**Task goal**
Count how many lines of the material below have the word "Show" and give only the number.

**Data entries for graphics**
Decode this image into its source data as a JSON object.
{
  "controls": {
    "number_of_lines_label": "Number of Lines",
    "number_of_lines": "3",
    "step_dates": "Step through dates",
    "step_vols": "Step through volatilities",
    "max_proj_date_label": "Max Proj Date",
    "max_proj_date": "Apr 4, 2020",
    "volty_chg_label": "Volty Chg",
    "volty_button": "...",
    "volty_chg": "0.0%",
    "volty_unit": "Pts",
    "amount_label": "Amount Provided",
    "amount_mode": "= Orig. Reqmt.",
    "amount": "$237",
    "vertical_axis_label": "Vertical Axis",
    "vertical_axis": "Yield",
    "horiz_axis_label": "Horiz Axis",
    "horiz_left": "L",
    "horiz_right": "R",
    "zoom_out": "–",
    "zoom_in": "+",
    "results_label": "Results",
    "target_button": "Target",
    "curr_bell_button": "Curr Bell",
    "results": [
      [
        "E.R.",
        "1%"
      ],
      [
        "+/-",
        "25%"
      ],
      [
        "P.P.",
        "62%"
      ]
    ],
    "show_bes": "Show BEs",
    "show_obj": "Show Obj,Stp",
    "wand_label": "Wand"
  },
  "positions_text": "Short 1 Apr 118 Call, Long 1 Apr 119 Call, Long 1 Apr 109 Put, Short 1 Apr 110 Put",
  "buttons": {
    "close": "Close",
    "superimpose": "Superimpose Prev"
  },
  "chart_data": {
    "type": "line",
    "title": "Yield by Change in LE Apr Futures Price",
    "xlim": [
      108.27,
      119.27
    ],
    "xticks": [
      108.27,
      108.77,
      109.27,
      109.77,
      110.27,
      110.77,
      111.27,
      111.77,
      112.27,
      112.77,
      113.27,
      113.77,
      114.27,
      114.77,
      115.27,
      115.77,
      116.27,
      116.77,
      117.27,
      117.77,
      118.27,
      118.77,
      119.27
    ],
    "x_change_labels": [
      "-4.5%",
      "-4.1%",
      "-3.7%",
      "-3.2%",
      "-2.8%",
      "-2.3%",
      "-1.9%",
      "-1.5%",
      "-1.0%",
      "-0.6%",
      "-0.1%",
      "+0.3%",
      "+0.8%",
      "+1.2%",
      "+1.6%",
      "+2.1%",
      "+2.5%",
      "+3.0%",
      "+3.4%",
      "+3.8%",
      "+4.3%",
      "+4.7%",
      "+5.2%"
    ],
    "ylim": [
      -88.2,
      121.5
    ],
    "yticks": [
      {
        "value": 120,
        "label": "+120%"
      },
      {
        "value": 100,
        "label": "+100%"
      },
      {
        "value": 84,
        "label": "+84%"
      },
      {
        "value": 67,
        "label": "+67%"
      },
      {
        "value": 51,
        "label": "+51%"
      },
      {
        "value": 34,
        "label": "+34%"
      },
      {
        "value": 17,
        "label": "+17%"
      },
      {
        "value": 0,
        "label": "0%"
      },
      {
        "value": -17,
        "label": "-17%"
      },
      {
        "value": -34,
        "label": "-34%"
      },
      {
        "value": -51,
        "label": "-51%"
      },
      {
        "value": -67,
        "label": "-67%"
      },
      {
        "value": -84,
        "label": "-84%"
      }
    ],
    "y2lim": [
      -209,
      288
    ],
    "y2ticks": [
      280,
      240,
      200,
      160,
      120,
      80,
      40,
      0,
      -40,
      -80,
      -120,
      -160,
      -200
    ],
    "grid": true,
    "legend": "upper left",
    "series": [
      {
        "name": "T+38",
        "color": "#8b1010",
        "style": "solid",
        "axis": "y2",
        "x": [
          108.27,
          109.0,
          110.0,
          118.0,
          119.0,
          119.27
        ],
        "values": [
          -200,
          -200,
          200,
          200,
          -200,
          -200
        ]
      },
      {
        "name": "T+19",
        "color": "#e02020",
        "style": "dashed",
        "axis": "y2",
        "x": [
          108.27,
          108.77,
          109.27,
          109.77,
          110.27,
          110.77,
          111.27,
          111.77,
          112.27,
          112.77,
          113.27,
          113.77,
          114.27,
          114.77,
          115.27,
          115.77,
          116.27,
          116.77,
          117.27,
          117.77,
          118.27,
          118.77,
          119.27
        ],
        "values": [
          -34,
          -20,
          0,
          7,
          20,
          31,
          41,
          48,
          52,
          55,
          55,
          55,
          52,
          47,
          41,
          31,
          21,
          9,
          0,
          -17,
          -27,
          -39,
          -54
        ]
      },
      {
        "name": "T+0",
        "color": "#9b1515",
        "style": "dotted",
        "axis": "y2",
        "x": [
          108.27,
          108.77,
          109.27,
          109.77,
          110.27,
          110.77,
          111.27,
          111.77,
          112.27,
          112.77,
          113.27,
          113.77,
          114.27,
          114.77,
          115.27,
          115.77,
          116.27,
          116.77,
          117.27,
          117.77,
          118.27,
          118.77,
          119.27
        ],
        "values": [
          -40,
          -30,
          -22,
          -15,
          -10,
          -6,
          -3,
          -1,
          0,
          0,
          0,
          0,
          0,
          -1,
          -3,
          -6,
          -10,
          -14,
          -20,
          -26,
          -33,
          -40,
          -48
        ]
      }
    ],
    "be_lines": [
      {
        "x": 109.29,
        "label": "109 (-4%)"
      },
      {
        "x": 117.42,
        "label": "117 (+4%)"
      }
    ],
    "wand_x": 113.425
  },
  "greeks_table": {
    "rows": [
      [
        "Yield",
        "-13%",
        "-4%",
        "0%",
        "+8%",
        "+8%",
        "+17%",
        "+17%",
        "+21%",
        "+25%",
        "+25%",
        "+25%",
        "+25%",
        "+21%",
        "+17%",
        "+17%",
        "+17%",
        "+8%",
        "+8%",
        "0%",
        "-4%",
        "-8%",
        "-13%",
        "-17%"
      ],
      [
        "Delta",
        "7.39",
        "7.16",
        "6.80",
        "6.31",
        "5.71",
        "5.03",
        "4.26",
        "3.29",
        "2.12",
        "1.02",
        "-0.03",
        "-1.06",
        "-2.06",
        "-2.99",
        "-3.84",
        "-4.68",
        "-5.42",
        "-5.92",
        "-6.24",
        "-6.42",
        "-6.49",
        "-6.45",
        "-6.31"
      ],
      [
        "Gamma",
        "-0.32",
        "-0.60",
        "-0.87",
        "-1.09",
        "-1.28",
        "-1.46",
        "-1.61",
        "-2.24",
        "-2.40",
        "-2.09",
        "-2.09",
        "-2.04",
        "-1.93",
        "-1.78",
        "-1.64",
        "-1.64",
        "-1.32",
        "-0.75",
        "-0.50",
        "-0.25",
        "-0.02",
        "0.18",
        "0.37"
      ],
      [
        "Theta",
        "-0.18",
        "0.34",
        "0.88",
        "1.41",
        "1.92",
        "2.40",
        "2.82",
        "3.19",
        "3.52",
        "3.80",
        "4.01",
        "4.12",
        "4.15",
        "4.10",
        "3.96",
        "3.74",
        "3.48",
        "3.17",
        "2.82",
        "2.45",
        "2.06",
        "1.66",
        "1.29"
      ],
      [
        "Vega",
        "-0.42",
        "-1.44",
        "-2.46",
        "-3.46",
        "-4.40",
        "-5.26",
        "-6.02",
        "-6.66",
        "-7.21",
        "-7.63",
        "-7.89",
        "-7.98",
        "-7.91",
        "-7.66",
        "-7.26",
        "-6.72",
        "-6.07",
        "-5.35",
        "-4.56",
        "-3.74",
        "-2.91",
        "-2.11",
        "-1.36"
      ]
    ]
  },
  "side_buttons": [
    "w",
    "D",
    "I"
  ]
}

**Result of this task**
2